Short problem. Search the material for the string "active", then return every line where it is found.
::::::::
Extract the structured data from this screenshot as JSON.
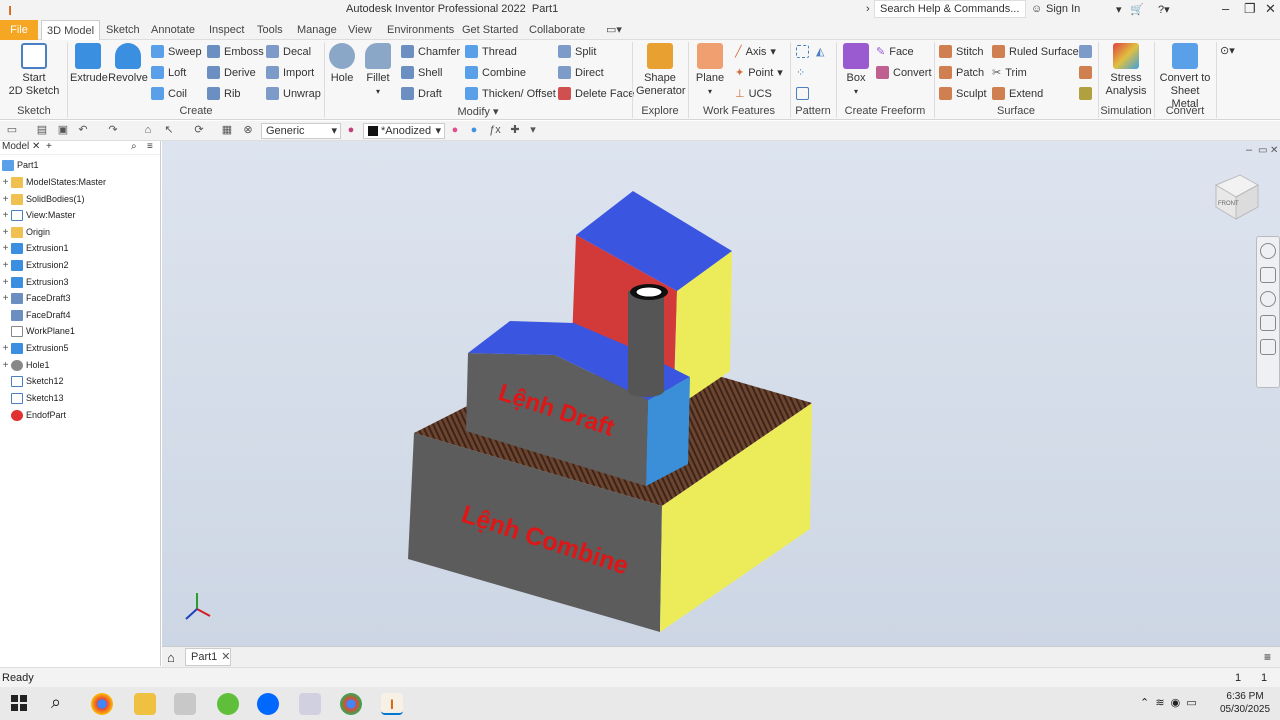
{
  "title": {
    "app_title": "Autodesk Inventor Professional 2022",
    "doc": "Part1"
  },
  "search": {
    "placeholder": "Search Help & Commands..."
  },
  "account": {
    "sign_in": "Sign In"
  },
  "menu": {
    "tabs": [
      "File",
      "3D Model",
      "Sketch",
      "Annotate",
      "Inspect",
      "Tools",
      "Manage",
      "View",
      "Environments",
      "Get Started",
      "Collaborate"
    ],
    "active": "3D Model"
  },
  "ribbon": {
    "sketch": {
      "start": "Start",
      "sketch2d": "2D Sketch",
      "label": "Sketch"
    },
    "create": {
      "extrude": "Extrude",
      "revolve": "Revolve",
      "sweep": "Sweep",
      "emboss": "Emboss",
      "decal": "Decal",
      "loft": "Loft",
      "derive": "Derive",
      "import": "Import",
      "coil": "Coil",
      "rib": "Rib",
      "unwrap": "Unwrap",
      "label": "Create"
    },
    "modify": {
      "hole": "Hole",
      "fillet": "Fillet",
      "chamfer": "Chamfer",
      "thread": "Thread",
      "split": "Split",
      "shell": "Shell",
      "combine": "Combine",
      "direct": "Direct",
      "draft": "Draft",
      "thicken": "Thicken/ Offset",
      "delete_face": "Delete Face",
      "label": "Modify"
    },
    "explore": {
      "shape1": "Shape",
      "shape2": "Generator",
      "label": "Explore"
    },
    "work": {
      "plane": "Plane",
      "axis": "Axis",
      "point": "Point",
      "ucs": "UCS",
      "label": "Work Features"
    },
    "pattern": {
      "label": "Pattern"
    },
    "freeform": {
      "box": "Box",
      "face": "Face",
      "convert": "Convert",
      "label": "Create Freeform"
    },
    "surface": {
      "stitch": "Stitch",
      "ruled": "Ruled Surface",
      "patch": "Patch",
      "trim": "Trim",
      "sculpt": "Sculpt",
      "extend": "Extend",
      "label": "Surface"
    },
    "simulation": {
      "stress1": "Stress",
      "stress2": "Analysis",
      "label": "Simulation"
    },
    "convert": {
      "c1": "Convert to",
      "c2": "Sheet Metal",
      "label": "Convert"
    }
  },
  "qat": {
    "material": "Generic",
    "appearance": "*Anodized"
  },
  "browser": {
    "tab": "Model",
    "items": [
      "Part1",
      "ModelStates:Master",
      "SolidBodies(1)",
      "View:Master",
      "Origin",
      "Extrusion1",
      "Extrusion2",
      "Extrusion3",
      "FaceDraft3",
      "FaceDraft4",
      "WorkPlane1",
      "Extrusion5",
      "Hole1",
      "Sketch12",
      "Sketch13",
      "EndofPart"
    ]
  },
  "viewport": {
    "text_draft": "Lệnh Draft",
    "text_combine": "Lệnh Combine",
    "viewcube": "FRONT"
  },
  "doc_tab": {
    "name": "Part1"
  },
  "status": {
    "text": "Ready",
    "n1": "1",
    "n2": "1"
  },
  "clock": {
    "time": "6:36 PM",
    "date": "05/30/2025"
  },
  "colors": {
    "file_tab": "#f5a623",
    "blue": "#3a55e0",
    "red_face": "#d23a3a",
    "yellow": "#ecec5a",
    "dark_gray": "#5a5a5a"
  }
}
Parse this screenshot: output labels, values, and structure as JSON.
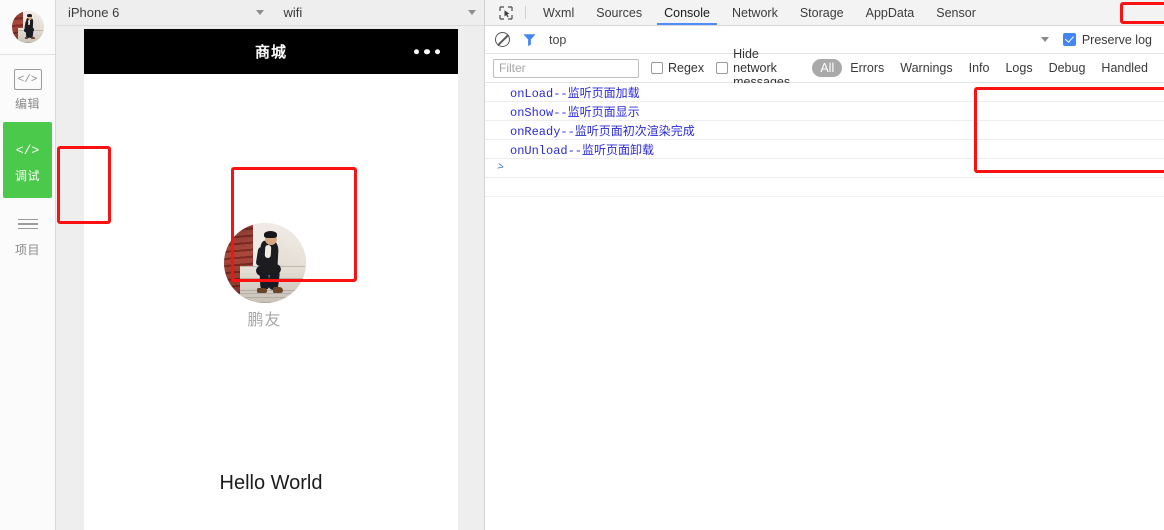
{
  "rail": {
    "avatar_name": "user-avatar-thumbnail",
    "items": [
      {
        "icon": "code-icon",
        "glyph": "</>",
        "label": "编辑",
        "active": false
      },
      {
        "icon": "code-icon",
        "glyph": "</>",
        "label": "调试",
        "active": true
      },
      {
        "icon": "hamburger-icon",
        "glyph": "",
        "label": "项目",
        "active": false
      }
    ]
  },
  "simulator": {
    "device_select": {
      "value": "iPhone 6"
    },
    "network_select": {
      "value": "wifi"
    },
    "phone": {
      "title": "商城",
      "more_menu": "more-dots-icon",
      "photo_caption": "鹏友",
      "hello_text": "Hello World"
    }
  },
  "devtools": {
    "inspect_icon": "inspect-element-icon",
    "tabs": [
      {
        "label": "Wxml",
        "selected": false
      },
      {
        "label": "Sources",
        "selected": false
      },
      {
        "label": "Console",
        "selected": true
      },
      {
        "label": "Network",
        "selected": false
      },
      {
        "label": "Storage",
        "selected": false
      },
      {
        "label": "AppData",
        "selected": false
      },
      {
        "label": "Sensor",
        "selected": false
      }
    ],
    "controls": {
      "clear_icon": "clear-console-icon",
      "filter_icon": "filter-funnel-icon",
      "context": "top",
      "context_caret": "chevron-down-icon",
      "preserve_log_label": "Preserve log",
      "preserve_log_checked": true
    },
    "filterbar": {
      "filter_placeholder": "Filter",
      "filter_value": "",
      "regex_label": "Regex",
      "regex_checked": false,
      "hide_network_label": "Hide network messages",
      "hide_network_checked": false,
      "levels": [
        {
          "label": "All",
          "on": true
        },
        {
          "label": "Errors",
          "on": false
        },
        {
          "label": "Warnings",
          "on": false
        },
        {
          "label": "Info",
          "on": false
        },
        {
          "label": "Logs",
          "on": false
        },
        {
          "label": "Debug",
          "on": false
        },
        {
          "label": "Handled",
          "on": false
        }
      ]
    },
    "console_logs": [
      "onLoad--监听页面加载",
      "onShow--监听页面显示",
      "onReady--监听页面初次渲染完成",
      "onUnload--监听页面卸载"
    ],
    "prompt_caret": ">"
  },
  "annotations": {
    "color": "#fb1111",
    "boxes": [
      "rail-debug-button",
      "phone-photo-card",
      "console-tab",
      "level-all-button",
      "level-debug-button",
      "console-log-output"
    ]
  },
  "colors": {
    "accent_green": "#4ac94a",
    "annotation_red": "#fb1111",
    "log_blue": "#2b2bd6",
    "tab_underline_blue": "#4c8ef7",
    "checkbox_blue": "#4285f4",
    "phone_navbar": "#000000"
  }
}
::::::::
Full response.
    "active": "3D Model"
        "active": false
        "active": true
        "active": false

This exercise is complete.